Stated task - Print the records below word for word, but leave out the pictures.

The input -
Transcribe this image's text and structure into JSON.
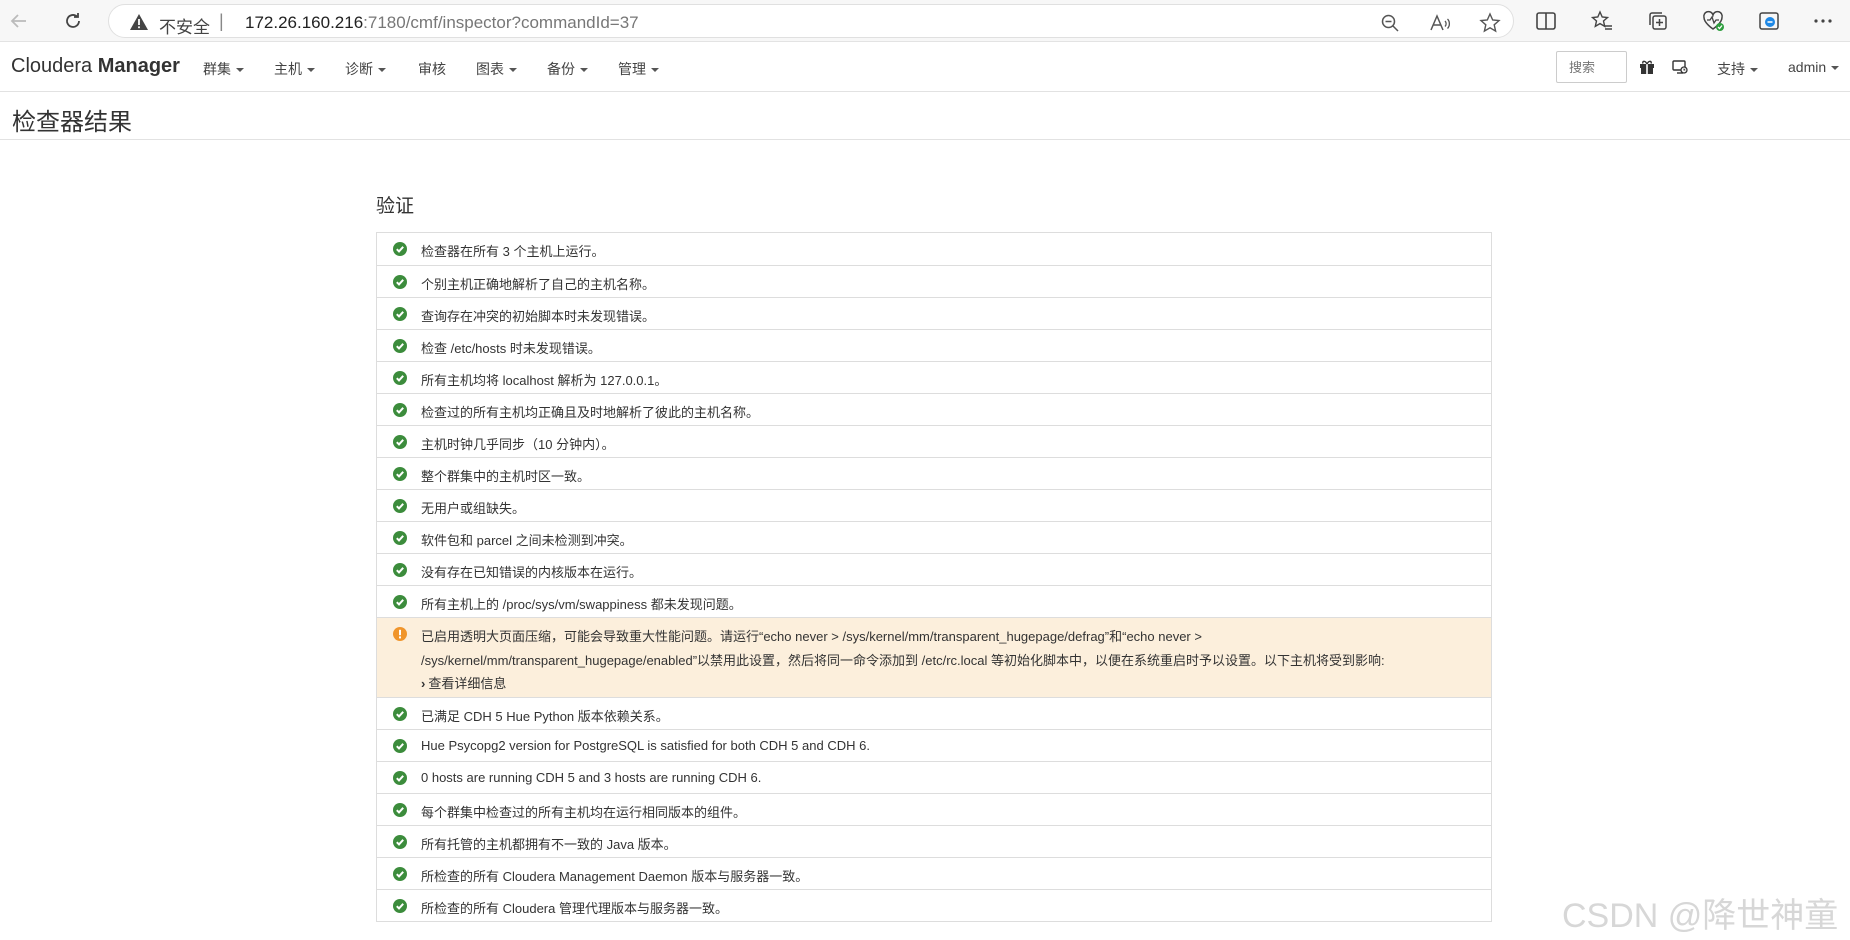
{
  "browser": {
    "security_label": "不安全",
    "separator": "|",
    "url_host": "172.26.160.216",
    "url_path": ":7180/cmf/inspector?commandId=37"
  },
  "header": {
    "brand_light": "Cloudera ",
    "brand_bold": "Manager",
    "menus": [
      "群集",
      "主机",
      "诊断",
      "审核",
      "图表",
      "备份",
      "管理"
    ],
    "search_placeholder": "搜索",
    "support": "支持",
    "user": "admin"
  },
  "page": {
    "title": "检查器结果",
    "section_title": "验证"
  },
  "checks_before_warning": [
    "检查器在所有 3 个主机上运行。",
    "个别主机正确地解析了自己的主机名称。",
    "查询存在冲突的初始脚本时未发现错误。",
    "检查 /etc/hosts 时未发现错误。",
    "所有主机均将 localhost 解析为 127.0.0.1。",
    "检查过的所有主机均正确且及时地解析了彼此的主机名称。",
    "主机时钟几乎同步（10 分钟内）。",
    "整个群集中的主机时区一致。",
    "无用户或组缺失。",
    "软件包和 parcel 之间未检测到冲突。",
    "没有存在已知错误的内核版本在运行。",
    "所有主机上的 /proc/sys/vm/swappiness 都未发现问题。"
  ],
  "warning": {
    "line1": "已启用透明大页面压缩，可能会导致重大性能问题。请运行“echo never > /sys/kernel/mm/transparent_hugepage/defrag”和“echo never >",
    "line2": "/sys/kernel/mm/transparent_hugepage/enabled”以禁用此设置，然后将同一命令添加到 /etc/rc.local 等初始化脚本中，以便在系统重启时予以设置。以下主机将受到影响:",
    "detail_label": "查看详细信息"
  },
  "checks_after_warning": [
    "已满足 CDH 5 Hue Python 版本依赖关系。",
    "Hue Psycopg2 version for PostgreSQL is satisfied for both CDH 5 and CDH 6.",
    "0 hosts are running CDH 5 and 3 hosts are running CDH 6.",
    "每个群集中检查过的所有主机均在运行相同版本的组件。",
    "所有托管的主机都拥有不一致的 Java 版本。",
    "所检查的所有 Cloudera Management Daemon 版本与服务器一致。",
    "所检查的所有 Cloudera 管理代理版本与服务器一致。"
  ],
  "watermark": "CSDN @降世神童",
  "colors": {
    "ok": "#3c8c3c",
    "warn": "#f0952b",
    "warn_bg": "#fcefdc"
  }
}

Response to this task -
Transcribe this image's text and structure into JSON.
{
  "browser": {
    "security_label": "不安全",
    "separator": "|",
    "url_host": "172.26.160.216",
    "url_path": ":7180/cmf/inspector?commandId=37"
  },
  "header": {
    "brand_light": "Cloudera ",
    "brand_bold": "Manager",
    "menus": [
      "群集",
      "主机",
      "诊断",
      "审核",
      "图表",
      "备份",
      "管理"
    ],
    "search_placeholder": "搜索",
    "support": "支持",
    "user": "admin"
  },
  "page": {
    "title": "检查器结果",
    "section_title": "验证"
  },
  "checks_before_warning": [
    "检查器在所有 3 个主机上运行。",
    "个别主机正确地解析了自己的主机名称。",
    "查询存在冲突的初始脚本时未发现错误。",
    "检查 /etc/hosts 时未发现错误。",
    "所有主机均将 localhost 解析为 127.0.0.1。",
    "检查过的所有主机均正确且及时地解析了彼此的主机名称。",
    "主机时钟几乎同步（10 分钟内）。",
    "整个群集中的主机时区一致。",
    "无用户或组缺失。",
    "软件包和 parcel 之间未检测到冲突。",
    "没有存在已知错误的内核版本在运行。",
    "所有主机上的 /proc/sys/vm/swappiness 都未发现问题。"
  ],
  "warning": {
    "line1": "已启用透明大页面压缩，可能会导致重大性能问题。请运行“echo never > /sys/kernel/mm/transparent_hugepage/defrag”和“echo never >",
    "line2": "/sys/kernel/mm/transparent_hugepage/enabled”以禁用此设置，然后将同一命令添加到 /etc/rc.local 等初始化脚本中，以便在系统重启时予以设置。以下主机将受到影响:",
    "detail_label": "查看详细信息"
  },
  "checks_after_warning": [
    "已满足 CDH 5 Hue Python 版本依赖关系。",
    "Hue Psycopg2 version for PostgreSQL is satisfied for both CDH 5 and CDH 6.",
    "0 hosts are running CDH 5 and 3 hosts are running CDH 6.",
    "每个群集中检查过的所有主机均在运行相同版本的组件。",
    "所有托管的主机都拥有不一致的 Java 版本。",
    "所检查的所有 Cloudera Management Daemon 版本与服务器一致。",
    "所检查的所有 Cloudera 管理代理版本与服务器一致。"
  ],
  "watermark": "CSDN @降世神童",
  "colors": {
    "ok": "#3c8c3c",
    "warn": "#f0952b",
    "warn_bg": "#fcefdc"
  }
}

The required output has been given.